Short problem:
Reproduce the records below line for line, from their first line through the line that contains "btn-clr-zero[interactable]: Clr Zero", with both of those lines included.

Element and box listings
* * *

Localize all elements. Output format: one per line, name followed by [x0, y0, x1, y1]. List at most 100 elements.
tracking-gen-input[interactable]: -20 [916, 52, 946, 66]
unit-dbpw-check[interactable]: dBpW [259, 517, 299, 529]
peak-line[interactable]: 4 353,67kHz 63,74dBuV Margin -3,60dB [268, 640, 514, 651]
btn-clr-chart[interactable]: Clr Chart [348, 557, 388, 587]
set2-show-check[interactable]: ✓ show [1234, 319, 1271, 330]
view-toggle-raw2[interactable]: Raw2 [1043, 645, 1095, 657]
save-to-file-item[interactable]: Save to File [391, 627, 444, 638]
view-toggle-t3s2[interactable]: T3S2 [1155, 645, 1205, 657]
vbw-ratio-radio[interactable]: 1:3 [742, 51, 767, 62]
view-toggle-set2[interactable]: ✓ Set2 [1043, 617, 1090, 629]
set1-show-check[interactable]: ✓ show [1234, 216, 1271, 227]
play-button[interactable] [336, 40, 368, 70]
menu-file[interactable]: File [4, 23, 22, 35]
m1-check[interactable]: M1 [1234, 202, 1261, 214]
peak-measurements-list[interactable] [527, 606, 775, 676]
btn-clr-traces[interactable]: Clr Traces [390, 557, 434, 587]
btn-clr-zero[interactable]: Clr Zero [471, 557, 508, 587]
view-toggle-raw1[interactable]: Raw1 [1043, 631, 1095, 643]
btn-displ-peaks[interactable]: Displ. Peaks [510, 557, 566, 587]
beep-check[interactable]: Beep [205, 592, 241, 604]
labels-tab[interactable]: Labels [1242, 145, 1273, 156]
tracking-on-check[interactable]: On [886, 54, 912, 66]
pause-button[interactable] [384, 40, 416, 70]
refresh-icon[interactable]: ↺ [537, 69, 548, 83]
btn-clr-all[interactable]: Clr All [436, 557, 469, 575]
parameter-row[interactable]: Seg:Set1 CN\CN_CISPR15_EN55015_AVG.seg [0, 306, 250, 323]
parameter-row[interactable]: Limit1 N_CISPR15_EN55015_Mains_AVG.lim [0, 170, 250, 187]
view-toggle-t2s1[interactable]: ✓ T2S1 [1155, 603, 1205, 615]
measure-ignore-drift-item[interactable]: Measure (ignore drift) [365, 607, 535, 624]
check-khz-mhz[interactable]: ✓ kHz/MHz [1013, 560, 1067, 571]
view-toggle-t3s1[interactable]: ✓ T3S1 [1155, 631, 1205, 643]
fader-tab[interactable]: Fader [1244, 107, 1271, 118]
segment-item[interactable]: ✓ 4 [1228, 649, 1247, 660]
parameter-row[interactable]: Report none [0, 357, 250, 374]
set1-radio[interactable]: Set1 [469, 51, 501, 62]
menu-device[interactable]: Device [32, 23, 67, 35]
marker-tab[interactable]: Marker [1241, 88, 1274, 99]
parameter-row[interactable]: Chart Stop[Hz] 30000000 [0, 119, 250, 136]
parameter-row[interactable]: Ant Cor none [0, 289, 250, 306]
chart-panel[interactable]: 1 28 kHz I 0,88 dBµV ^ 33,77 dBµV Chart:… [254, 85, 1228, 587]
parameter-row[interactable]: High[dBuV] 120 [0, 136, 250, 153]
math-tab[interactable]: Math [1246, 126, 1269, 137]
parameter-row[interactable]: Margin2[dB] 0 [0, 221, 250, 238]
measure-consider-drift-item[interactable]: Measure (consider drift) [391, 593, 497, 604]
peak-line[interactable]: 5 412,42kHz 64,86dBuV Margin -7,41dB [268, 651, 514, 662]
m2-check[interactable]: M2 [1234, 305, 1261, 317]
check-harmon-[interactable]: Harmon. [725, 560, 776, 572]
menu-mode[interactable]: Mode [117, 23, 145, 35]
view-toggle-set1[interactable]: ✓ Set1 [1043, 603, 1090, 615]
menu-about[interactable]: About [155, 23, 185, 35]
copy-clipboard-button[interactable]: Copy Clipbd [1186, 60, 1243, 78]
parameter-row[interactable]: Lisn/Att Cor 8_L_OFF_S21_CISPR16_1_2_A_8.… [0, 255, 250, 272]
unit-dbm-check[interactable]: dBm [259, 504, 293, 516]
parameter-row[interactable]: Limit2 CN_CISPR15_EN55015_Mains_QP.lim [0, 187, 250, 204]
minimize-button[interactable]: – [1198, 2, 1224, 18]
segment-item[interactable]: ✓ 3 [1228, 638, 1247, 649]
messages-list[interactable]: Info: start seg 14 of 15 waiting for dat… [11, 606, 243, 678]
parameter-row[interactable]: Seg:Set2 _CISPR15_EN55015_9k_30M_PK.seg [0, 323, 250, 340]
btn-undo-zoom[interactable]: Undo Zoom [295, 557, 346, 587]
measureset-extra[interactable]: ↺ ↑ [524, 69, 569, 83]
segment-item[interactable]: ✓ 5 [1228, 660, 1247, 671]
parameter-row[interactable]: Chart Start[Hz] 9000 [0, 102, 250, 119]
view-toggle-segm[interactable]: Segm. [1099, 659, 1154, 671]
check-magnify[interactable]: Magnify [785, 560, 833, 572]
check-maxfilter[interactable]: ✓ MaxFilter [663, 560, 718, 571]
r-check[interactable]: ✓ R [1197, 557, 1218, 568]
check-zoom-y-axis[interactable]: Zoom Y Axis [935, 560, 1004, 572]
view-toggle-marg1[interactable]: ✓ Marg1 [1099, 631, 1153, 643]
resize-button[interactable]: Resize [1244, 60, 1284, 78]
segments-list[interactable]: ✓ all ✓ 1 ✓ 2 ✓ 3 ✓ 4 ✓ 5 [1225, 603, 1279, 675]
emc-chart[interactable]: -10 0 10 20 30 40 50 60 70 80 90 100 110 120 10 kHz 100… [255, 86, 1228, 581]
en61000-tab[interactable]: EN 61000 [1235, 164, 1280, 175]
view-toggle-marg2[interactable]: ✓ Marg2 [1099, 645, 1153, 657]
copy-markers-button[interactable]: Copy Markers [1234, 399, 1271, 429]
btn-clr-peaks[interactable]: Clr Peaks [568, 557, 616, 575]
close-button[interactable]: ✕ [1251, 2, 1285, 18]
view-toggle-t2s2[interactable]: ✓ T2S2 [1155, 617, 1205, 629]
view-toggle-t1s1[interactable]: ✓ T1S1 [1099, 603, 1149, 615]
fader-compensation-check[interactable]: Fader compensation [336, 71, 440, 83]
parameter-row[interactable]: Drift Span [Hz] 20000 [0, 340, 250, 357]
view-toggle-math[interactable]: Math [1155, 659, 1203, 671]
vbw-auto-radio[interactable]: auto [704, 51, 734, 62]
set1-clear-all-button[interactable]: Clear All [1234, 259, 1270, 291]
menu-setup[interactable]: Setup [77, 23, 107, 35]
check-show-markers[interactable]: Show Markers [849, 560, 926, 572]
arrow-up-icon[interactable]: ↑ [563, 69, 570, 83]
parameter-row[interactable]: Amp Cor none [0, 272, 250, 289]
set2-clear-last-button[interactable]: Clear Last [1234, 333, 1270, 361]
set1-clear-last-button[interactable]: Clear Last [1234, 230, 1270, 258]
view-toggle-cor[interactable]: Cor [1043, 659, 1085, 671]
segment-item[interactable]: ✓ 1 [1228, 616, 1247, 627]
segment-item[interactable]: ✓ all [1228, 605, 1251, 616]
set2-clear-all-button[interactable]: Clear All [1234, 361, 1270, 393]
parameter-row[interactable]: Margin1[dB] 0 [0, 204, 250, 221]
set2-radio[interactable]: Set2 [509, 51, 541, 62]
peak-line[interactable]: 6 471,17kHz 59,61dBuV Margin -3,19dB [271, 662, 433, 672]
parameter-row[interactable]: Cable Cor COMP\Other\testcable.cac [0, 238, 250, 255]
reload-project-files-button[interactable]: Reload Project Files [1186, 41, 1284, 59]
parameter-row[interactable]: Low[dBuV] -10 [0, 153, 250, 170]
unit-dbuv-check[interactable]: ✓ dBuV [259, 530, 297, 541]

* * *

Worked answer:
Localize all elements. Output format: one per line, name followed by [x0, y0, x1, y1]. List at most 100 elements.
tracking-gen-input[interactable]: -20 [916, 52, 946, 66]
unit-dbpw-check[interactable]: dBpW [259, 517, 299, 529]
peak-line[interactable]: 4 353,67kHz 63,74dBuV Margin -3,60dB [268, 640, 514, 651]
btn-clr-chart[interactable]: Clr Chart [348, 557, 388, 587]
set2-show-check[interactable]: ✓ show [1234, 319, 1271, 330]
view-toggle-raw2[interactable]: Raw2 [1043, 645, 1095, 657]
save-to-file-item[interactable]: Save to File [391, 627, 444, 638]
view-toggle-t3s2[interactable]: T3S2 [1155, 645, 1205, 657]
vbw-ratio-radio[interactable]: 1:3 [742, 51, 767, 62]
view-toggle-set2[interactable]: ✓ Set2 [1043, 617, 1090, 629]
set1-show-check[interactable]: ✓ show [1234, 216, 1271, 227]
play-button[interactable] [336, 40, 368, 70]
menu-file[interactable]: File [4, 23, 22, 35]
m1-check[interactable]: M1 [1234, 202, 1261, 214]
peak-measurements-list[interactable] [527, 606, 775, 676]
btn-clr-traces[interactable]: Clr Traces [390, 557, 434, 587]
btn-clr-zero[interactable]: Clr Zero [471, 557, 508, 587]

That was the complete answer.